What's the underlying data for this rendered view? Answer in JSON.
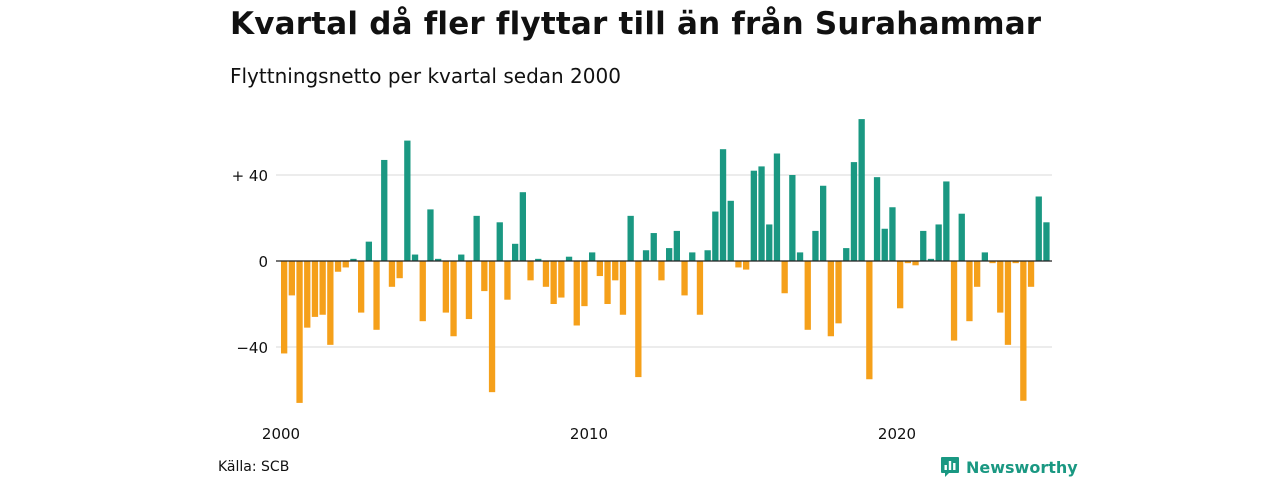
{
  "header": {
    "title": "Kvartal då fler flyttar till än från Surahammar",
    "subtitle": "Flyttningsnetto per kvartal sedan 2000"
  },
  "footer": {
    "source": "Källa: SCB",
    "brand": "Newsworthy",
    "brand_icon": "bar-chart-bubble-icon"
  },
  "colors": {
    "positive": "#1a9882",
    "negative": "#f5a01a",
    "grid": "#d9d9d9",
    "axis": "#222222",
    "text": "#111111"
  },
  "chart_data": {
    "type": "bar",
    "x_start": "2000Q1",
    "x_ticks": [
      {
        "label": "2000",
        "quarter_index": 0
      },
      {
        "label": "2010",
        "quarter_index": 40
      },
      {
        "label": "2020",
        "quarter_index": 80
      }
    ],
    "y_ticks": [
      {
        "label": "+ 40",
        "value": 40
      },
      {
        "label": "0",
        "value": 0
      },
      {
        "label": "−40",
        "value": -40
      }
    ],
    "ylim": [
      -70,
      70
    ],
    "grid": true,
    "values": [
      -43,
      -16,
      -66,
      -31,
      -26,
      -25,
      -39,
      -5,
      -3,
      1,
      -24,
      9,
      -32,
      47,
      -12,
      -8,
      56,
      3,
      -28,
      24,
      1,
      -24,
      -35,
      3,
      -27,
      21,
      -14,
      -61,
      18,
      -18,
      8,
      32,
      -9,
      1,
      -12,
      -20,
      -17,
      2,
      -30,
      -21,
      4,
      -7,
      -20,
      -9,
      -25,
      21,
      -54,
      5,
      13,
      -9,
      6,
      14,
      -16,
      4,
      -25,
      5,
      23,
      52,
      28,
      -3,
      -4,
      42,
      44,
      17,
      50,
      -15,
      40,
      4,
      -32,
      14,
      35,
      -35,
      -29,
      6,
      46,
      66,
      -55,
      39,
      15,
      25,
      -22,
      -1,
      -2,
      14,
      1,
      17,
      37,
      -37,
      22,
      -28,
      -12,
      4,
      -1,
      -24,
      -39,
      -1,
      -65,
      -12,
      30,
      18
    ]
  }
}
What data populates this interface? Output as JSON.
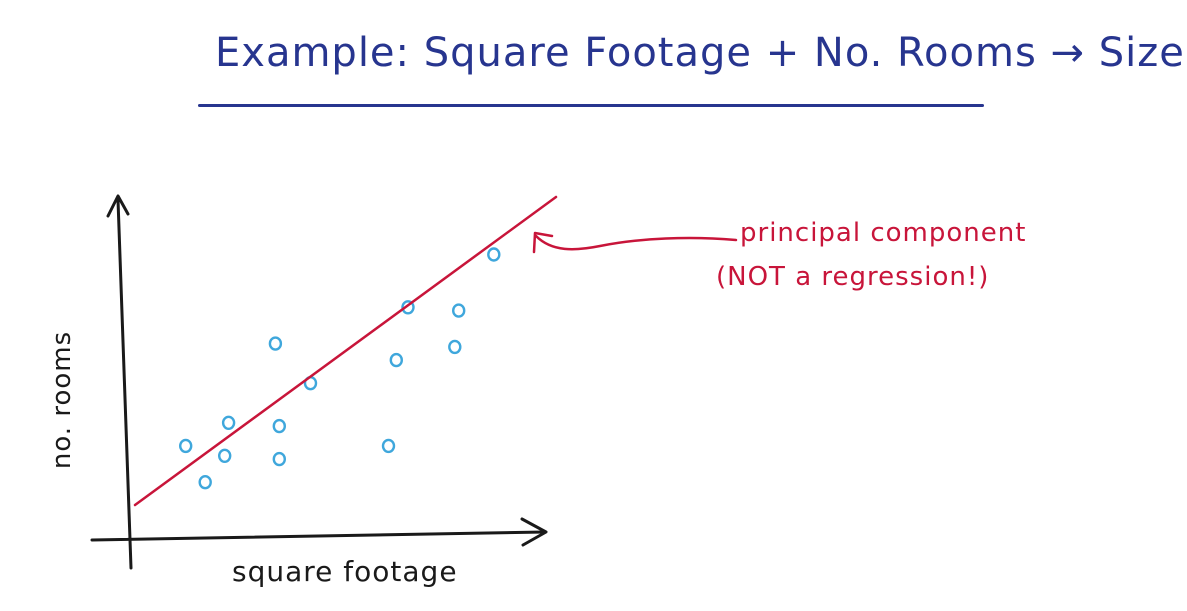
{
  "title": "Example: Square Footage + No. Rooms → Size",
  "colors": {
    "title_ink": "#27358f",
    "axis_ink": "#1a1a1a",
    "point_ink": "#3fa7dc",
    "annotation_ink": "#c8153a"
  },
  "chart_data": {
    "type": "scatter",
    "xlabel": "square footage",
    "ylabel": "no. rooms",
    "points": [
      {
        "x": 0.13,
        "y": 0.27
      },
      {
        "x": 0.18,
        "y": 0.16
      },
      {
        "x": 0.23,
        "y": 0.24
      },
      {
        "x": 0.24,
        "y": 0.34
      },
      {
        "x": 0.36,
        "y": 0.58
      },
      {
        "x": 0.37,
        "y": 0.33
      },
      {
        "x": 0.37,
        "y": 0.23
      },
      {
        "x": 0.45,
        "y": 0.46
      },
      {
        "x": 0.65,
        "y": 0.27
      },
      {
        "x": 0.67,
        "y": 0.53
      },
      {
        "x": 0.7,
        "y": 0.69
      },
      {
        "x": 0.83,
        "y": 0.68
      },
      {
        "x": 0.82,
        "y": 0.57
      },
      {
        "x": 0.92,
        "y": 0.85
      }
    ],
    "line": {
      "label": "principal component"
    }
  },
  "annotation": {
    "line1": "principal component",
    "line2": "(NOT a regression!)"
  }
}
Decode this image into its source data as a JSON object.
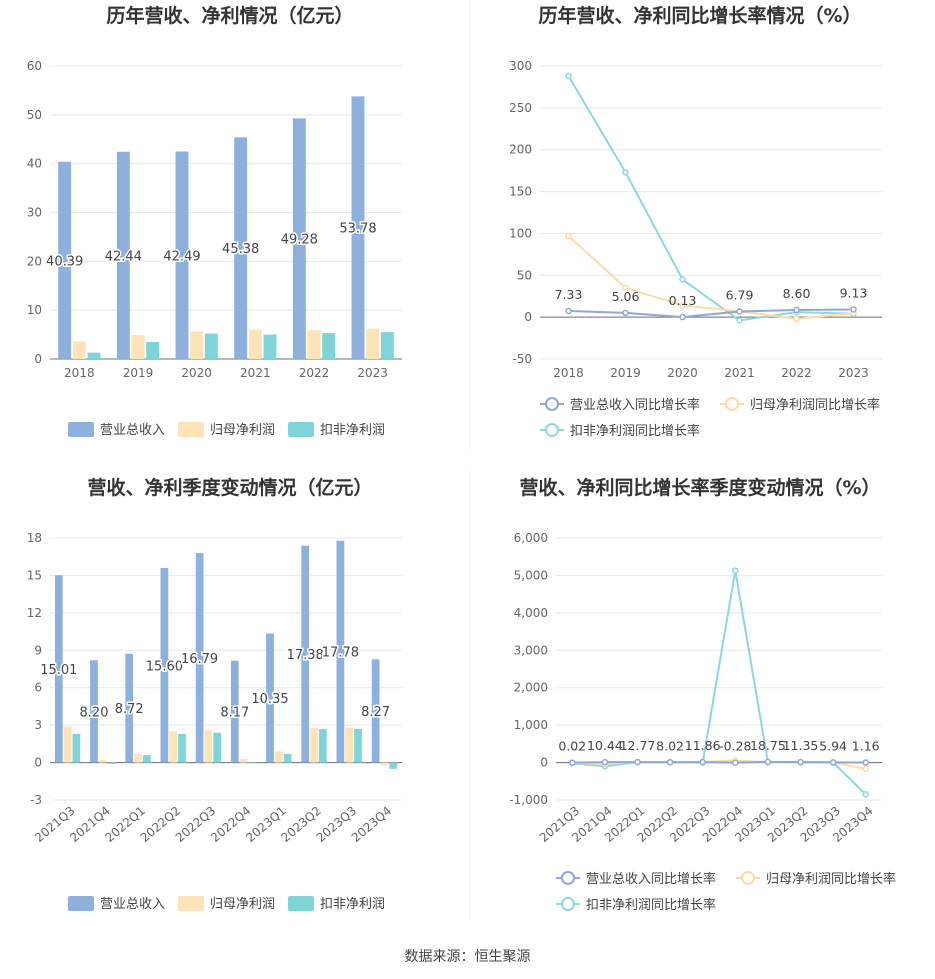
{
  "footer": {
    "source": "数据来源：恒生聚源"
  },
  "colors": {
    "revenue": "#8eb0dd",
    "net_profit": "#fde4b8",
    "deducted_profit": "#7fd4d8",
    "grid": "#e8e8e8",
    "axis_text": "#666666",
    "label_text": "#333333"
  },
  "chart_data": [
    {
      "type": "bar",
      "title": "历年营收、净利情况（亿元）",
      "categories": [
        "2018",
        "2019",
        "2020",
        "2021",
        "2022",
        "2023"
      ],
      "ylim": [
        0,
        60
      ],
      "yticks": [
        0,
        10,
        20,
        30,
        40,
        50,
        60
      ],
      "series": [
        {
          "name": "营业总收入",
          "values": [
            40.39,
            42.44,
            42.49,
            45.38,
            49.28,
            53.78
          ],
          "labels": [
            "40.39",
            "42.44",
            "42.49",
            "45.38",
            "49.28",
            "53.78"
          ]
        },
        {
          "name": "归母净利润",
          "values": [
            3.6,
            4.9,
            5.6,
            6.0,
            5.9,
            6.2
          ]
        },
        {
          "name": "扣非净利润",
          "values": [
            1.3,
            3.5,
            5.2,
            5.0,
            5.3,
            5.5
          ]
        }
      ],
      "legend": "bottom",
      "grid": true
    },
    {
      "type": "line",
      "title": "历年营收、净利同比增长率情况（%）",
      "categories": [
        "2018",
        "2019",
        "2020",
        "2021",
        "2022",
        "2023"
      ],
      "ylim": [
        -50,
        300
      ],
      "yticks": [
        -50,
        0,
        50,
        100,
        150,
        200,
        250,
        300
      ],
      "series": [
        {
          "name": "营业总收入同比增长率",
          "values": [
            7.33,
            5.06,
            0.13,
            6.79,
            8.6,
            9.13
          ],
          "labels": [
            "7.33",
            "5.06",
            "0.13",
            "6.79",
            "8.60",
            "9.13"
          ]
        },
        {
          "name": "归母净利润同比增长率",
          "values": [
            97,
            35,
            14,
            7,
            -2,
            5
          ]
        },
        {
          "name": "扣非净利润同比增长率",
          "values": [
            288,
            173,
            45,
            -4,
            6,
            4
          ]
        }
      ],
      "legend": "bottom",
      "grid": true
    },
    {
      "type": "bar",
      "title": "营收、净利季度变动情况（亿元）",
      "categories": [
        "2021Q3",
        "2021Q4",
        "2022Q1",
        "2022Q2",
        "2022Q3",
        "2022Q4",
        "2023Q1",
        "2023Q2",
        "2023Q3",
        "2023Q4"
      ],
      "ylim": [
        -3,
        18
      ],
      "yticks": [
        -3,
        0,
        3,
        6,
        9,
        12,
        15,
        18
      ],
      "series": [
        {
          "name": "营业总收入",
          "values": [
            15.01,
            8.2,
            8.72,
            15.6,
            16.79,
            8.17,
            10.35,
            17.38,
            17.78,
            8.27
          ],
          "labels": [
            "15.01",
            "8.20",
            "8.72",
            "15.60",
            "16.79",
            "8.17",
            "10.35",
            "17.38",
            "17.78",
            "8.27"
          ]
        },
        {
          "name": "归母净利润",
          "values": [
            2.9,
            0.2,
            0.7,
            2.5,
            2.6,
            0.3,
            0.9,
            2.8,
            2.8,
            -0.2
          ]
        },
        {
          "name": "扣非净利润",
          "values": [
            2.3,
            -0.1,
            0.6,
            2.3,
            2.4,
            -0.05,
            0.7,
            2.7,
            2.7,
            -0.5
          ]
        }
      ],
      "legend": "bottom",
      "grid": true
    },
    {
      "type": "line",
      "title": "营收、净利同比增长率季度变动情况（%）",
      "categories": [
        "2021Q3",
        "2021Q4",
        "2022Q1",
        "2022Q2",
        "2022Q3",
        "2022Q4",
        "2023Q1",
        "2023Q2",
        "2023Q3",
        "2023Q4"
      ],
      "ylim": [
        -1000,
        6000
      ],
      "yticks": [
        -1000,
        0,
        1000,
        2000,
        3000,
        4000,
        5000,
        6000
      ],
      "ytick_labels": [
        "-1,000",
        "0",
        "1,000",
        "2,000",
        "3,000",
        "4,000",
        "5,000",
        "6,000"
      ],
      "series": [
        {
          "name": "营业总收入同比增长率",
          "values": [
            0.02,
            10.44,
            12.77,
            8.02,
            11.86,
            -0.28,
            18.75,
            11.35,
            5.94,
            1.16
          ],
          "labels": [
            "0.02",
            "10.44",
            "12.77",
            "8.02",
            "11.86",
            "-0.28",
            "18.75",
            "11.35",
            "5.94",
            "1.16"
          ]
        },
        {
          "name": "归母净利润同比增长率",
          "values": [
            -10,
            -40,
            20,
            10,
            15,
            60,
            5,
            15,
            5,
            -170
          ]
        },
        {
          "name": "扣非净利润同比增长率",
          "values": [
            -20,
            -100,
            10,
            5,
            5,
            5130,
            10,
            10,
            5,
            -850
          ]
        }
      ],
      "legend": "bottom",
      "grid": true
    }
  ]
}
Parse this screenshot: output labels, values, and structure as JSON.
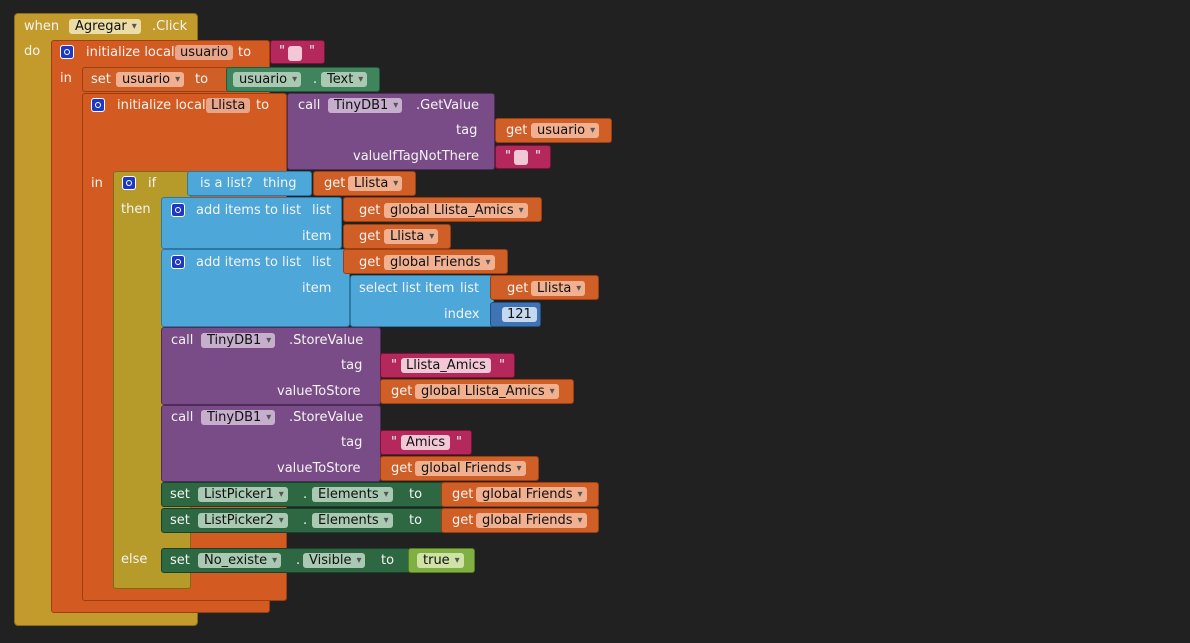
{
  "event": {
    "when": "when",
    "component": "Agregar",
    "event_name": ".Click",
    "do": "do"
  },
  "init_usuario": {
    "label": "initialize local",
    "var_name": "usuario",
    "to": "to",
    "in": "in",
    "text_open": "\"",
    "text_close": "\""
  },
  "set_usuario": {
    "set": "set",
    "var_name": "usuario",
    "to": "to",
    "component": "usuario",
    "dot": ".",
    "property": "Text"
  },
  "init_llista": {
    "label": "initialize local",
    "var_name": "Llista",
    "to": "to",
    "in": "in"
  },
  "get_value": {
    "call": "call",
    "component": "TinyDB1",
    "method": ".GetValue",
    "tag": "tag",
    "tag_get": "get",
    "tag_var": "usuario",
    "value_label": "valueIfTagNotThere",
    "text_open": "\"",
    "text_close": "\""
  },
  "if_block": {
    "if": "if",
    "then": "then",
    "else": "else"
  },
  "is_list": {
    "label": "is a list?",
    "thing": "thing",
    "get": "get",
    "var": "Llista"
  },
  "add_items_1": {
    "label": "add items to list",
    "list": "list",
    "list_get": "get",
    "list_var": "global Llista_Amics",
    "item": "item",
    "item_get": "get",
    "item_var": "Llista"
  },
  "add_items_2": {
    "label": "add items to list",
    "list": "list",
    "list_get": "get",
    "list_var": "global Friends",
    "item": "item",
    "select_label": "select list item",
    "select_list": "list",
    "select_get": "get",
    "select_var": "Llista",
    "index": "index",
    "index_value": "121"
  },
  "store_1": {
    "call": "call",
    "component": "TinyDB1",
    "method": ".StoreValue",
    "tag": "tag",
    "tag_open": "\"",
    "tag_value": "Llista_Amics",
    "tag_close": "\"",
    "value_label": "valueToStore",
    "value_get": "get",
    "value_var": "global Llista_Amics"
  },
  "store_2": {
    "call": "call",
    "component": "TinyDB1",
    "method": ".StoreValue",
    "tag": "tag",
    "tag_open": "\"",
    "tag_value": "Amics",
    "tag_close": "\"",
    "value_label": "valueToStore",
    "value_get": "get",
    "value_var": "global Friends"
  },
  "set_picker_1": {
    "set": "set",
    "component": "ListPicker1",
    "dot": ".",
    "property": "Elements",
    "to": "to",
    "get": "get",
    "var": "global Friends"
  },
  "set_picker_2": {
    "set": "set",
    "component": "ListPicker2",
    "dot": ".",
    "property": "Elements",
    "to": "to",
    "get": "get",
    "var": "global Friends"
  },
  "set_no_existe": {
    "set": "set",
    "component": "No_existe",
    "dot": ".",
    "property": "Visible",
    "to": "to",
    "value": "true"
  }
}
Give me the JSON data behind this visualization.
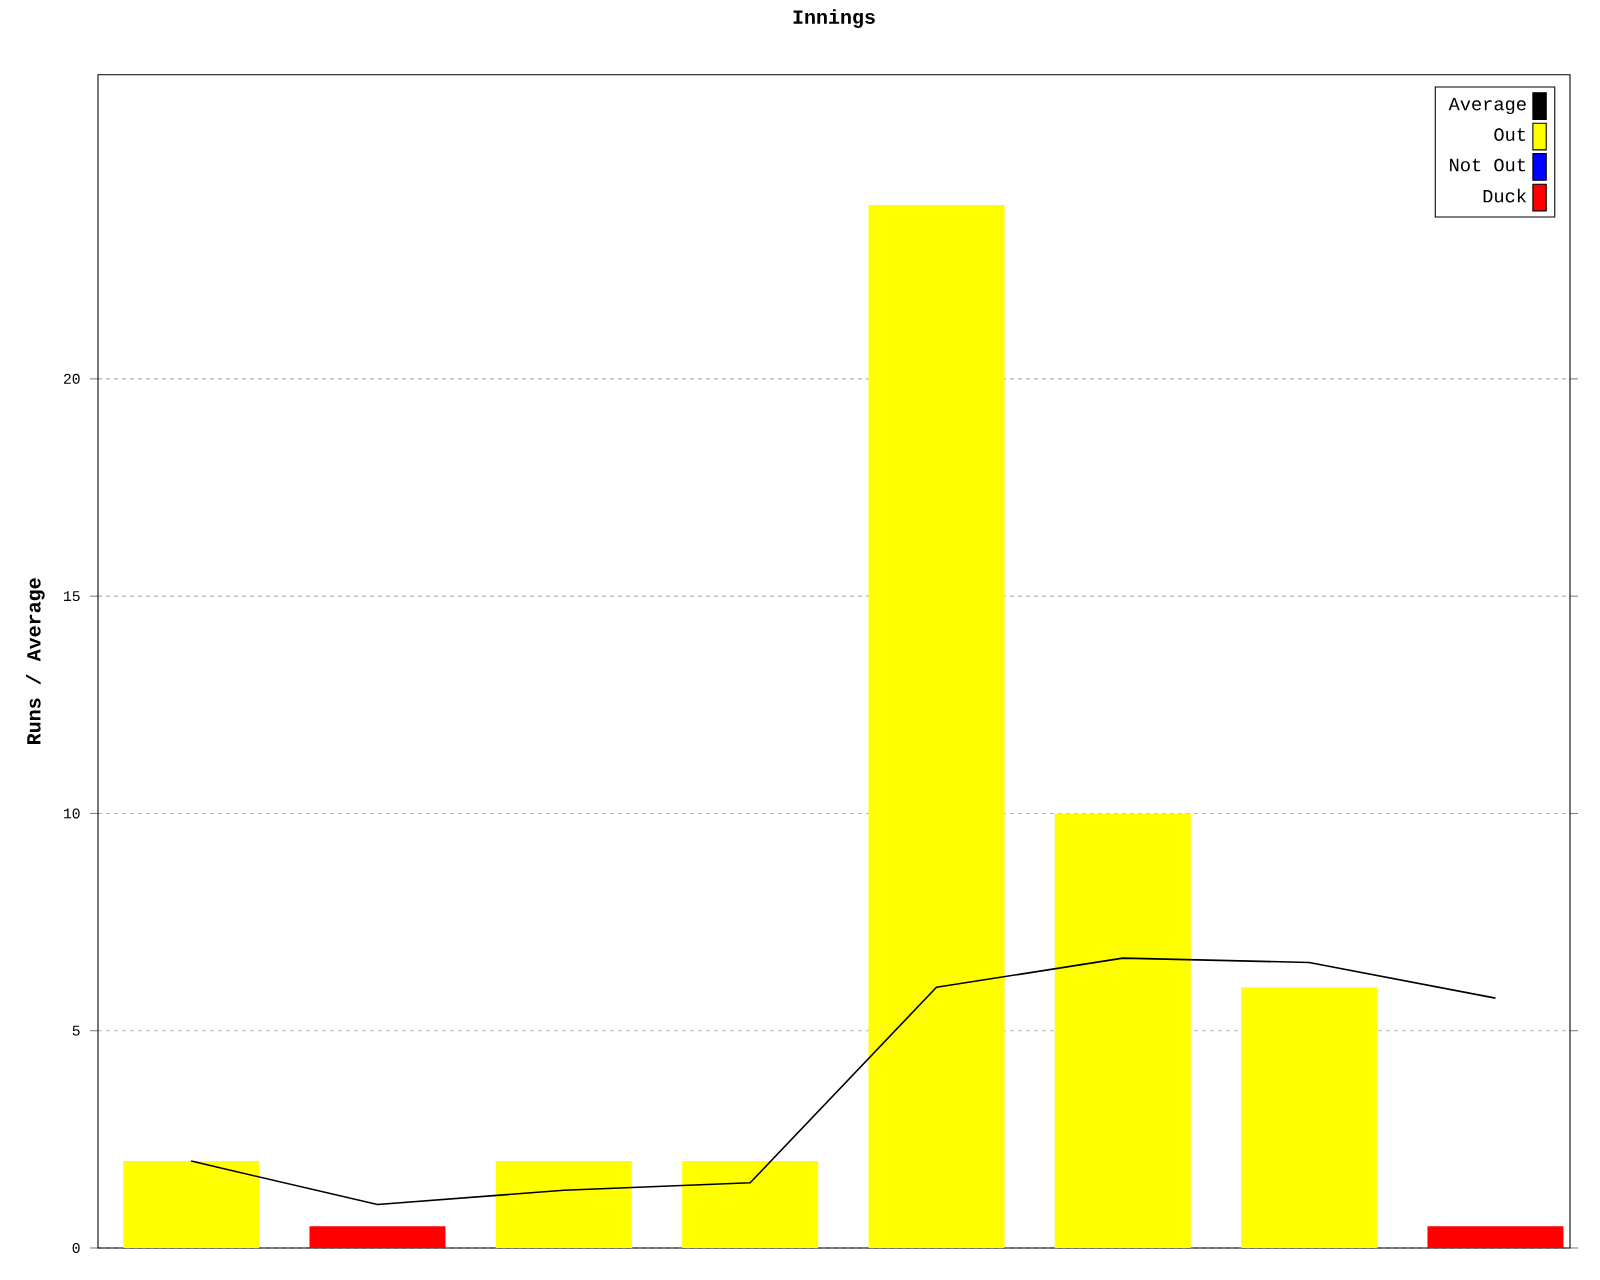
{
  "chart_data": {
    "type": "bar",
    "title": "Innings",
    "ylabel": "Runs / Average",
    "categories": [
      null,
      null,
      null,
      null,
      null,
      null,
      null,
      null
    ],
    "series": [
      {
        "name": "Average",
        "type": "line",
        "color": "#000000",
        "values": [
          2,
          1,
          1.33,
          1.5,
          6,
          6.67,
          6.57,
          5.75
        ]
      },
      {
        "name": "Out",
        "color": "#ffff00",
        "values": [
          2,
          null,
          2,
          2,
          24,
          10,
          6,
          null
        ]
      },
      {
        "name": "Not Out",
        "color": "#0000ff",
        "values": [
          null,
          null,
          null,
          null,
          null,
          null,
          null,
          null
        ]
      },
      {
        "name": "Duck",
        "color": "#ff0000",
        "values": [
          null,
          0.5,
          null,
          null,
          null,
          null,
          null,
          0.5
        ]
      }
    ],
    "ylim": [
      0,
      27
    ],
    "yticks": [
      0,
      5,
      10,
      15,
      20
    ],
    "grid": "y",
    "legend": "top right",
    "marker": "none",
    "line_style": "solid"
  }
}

***

What you will do ->
Report how many lines in the data contain the word "component", with no words besides the number.

Expected answer ->
10